## begin DATA SHOWN

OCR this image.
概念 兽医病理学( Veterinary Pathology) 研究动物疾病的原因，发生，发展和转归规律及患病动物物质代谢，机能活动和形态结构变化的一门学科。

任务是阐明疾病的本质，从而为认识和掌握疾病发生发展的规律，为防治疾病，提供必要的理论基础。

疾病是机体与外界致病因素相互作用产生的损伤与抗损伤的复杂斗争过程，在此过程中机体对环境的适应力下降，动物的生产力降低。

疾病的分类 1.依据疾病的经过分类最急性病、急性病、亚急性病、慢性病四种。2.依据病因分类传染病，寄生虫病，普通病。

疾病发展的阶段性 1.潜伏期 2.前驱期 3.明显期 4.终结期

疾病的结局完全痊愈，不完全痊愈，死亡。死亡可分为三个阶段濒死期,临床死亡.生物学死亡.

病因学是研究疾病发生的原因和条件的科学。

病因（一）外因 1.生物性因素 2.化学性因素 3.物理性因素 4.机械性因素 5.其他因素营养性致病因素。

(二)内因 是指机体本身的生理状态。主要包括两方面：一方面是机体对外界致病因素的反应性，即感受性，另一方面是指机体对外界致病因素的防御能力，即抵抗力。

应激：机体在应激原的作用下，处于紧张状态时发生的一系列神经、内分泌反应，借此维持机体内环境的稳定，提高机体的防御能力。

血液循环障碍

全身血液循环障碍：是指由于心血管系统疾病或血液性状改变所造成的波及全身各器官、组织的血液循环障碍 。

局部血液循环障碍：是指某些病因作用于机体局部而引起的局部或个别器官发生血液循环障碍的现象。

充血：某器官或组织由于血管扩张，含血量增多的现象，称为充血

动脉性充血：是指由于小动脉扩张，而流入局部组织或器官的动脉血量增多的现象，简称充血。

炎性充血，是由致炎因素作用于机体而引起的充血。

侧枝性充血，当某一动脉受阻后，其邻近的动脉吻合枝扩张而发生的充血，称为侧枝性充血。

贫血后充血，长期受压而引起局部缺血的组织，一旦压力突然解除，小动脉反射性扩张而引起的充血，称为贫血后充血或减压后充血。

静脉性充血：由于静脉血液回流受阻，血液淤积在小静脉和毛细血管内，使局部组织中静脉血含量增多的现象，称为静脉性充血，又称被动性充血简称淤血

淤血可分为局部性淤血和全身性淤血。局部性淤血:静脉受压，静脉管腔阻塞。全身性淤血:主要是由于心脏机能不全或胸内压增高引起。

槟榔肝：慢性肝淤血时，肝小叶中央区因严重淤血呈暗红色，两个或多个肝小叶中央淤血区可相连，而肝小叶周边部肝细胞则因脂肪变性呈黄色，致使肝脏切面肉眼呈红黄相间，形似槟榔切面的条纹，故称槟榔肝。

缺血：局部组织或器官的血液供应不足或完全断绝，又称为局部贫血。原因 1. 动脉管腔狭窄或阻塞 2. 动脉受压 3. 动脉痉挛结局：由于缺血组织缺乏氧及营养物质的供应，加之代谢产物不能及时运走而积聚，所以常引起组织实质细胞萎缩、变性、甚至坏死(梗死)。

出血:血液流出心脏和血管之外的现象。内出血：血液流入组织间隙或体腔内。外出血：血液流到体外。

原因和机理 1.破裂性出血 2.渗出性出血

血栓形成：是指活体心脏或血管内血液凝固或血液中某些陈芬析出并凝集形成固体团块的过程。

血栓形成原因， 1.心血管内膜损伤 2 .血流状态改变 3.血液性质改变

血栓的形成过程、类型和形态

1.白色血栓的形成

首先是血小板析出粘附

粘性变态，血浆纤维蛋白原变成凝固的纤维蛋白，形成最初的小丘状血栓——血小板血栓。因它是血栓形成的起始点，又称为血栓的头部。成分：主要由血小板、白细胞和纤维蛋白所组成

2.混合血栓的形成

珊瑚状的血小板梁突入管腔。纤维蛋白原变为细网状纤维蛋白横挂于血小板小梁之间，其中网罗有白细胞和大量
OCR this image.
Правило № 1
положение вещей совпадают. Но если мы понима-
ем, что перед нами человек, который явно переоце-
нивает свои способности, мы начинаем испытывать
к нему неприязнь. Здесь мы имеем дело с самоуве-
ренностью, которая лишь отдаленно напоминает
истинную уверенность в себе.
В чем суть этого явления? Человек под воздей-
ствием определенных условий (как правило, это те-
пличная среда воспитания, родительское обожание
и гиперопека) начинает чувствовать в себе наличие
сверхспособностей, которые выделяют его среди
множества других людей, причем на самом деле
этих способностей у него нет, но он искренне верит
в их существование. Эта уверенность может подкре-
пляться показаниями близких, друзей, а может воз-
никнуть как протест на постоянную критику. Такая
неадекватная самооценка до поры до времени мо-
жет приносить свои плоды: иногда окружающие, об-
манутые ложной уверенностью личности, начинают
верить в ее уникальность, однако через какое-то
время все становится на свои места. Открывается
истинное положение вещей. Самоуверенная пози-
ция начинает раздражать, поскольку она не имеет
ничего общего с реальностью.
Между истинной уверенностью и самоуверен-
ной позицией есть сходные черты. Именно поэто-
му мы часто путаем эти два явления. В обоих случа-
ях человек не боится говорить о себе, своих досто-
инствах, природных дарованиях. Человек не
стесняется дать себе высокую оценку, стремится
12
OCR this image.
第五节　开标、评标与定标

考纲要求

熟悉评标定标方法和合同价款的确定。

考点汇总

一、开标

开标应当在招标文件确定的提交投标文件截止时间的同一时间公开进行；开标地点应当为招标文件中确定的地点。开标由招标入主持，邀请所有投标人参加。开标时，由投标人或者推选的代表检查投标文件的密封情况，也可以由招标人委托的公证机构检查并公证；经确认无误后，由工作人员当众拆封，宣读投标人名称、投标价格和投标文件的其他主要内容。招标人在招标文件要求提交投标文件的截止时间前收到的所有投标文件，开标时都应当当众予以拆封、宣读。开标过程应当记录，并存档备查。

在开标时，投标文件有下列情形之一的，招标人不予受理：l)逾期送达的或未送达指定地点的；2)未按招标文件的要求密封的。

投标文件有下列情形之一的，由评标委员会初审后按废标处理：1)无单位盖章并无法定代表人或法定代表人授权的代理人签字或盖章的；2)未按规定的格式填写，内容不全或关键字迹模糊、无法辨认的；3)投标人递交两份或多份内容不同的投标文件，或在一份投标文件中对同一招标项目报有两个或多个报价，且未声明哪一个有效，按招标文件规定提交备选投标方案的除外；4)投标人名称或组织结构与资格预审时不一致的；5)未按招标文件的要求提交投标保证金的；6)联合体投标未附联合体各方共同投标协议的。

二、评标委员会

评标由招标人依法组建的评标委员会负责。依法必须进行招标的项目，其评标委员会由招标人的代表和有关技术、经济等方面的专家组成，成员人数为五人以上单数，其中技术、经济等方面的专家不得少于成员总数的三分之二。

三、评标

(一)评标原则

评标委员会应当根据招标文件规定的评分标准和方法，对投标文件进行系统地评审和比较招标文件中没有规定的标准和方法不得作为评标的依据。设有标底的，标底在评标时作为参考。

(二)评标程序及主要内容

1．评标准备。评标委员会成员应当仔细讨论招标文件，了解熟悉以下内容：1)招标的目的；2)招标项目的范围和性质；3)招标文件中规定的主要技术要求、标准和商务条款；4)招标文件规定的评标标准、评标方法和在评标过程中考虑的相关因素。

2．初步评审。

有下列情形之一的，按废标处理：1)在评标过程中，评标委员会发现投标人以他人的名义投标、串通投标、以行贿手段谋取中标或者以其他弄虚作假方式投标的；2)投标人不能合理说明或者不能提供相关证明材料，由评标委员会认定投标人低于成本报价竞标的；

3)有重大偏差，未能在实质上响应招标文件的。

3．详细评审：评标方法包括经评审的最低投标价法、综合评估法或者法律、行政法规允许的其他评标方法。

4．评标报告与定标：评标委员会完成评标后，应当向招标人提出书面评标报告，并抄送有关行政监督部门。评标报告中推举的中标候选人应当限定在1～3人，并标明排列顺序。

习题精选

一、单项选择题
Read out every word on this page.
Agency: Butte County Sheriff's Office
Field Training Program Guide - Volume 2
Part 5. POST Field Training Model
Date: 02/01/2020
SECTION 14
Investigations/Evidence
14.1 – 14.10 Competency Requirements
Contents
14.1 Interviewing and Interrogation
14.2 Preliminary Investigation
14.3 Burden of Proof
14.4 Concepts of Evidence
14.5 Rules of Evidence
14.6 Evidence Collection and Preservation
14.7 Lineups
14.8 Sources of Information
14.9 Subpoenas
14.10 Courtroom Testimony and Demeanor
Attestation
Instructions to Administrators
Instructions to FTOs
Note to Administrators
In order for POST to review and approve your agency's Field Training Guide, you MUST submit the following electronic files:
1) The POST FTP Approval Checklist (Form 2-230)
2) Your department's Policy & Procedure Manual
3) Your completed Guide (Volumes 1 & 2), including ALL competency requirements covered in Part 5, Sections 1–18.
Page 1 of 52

## end DATA SHOWN

## [AIM OF THE TASK]
From the data, list each line in which the string "уверенностью" appears.

## [FULL SOLUTION]
манутые ложной уверенностью личности, начинают
Между истинной уверенностью и самоуверен-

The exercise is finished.